---------- GIVEN ENTRIES
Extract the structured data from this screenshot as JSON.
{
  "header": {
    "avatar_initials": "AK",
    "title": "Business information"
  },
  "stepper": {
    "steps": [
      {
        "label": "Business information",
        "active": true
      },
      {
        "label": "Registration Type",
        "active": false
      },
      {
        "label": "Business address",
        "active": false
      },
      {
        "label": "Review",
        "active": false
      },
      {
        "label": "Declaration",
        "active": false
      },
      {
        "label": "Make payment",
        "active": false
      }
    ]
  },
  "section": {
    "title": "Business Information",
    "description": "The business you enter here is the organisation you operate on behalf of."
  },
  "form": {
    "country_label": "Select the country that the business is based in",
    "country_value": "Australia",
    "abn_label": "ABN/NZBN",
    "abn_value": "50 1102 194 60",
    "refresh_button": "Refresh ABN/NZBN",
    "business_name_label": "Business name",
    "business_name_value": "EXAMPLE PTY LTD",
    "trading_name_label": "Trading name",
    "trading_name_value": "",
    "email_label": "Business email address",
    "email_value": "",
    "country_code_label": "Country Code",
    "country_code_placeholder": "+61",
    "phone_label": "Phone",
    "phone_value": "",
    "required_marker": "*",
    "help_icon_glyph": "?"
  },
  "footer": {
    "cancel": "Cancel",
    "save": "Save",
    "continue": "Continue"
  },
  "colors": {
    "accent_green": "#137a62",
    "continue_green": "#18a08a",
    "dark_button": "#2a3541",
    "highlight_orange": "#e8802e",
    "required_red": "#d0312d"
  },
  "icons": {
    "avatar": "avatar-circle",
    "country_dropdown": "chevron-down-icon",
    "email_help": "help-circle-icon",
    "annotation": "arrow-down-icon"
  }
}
--------------------
Extract all of the data above and output it character for character.

Extract the structured data from this screenshot as JSON.
{
  "header": {
    "avatar_initials": "AK",
    "title": "Business information"
  },
  "stepper": {
    "steps": [
      {
        "label": "Business information",
        "active": true
      },
      {
        "label": "Registration Type",
        "active": false
      },
      {
        "label": "Business address",
        "active": false
      },
      {
        "label": "Review",
        "active": false
      },
      {
        "label": "Declaration",
        "active": false
      },
      {
        "label": "Make payment",
        "active": false
      }
    ]
  },
  "section": {
    "title": "Business Information",
    "description": "The business you enter here is the organisation you operate on behalf of."
  },
  "form": {
    "country_label": "Select the country that the business is based in",
    "country_value": "Australia",
    "abn_label": "ABN/NZBN",
    "abn_value": "50 1102 194 60",
    "refresh_button": "Refresh ABN/NZBN",
    "business_name_label": "Business name",
    "business_name_value": "EXAMPLE PTY LTD",
    "trading_name_label": "Trading name",
    "trading_name_value": "",
    "email_label": "Business email address",
    "email_value": "",
    "country_code_label": "Country Code",
    "country_code_placeholder": "+61",
    "phone_label": "Phone",
    "phone_value": "",
    "required_marker": "*",
    "help_icon_glyph": "?"
  },
  "footer": {
    "cancel": "Cancel",
    "save": "Save",
    "continue": "Continue"
  },
  "colors": {
    "accent_green": "#137a62",
    "continue_green": "#18a08a",
    "dark_button": "#2a3541",
    "highlight_orange": "#e8802e",
    "required_red": "#d0312d"
  },
  "icons": {
    "avatar": "avatar-circle",
    "country_dropdown": "chevron-down-icon",
    "email_help": "help-circle-icon",
    "annotation": "arrow-down-icon"
  }
}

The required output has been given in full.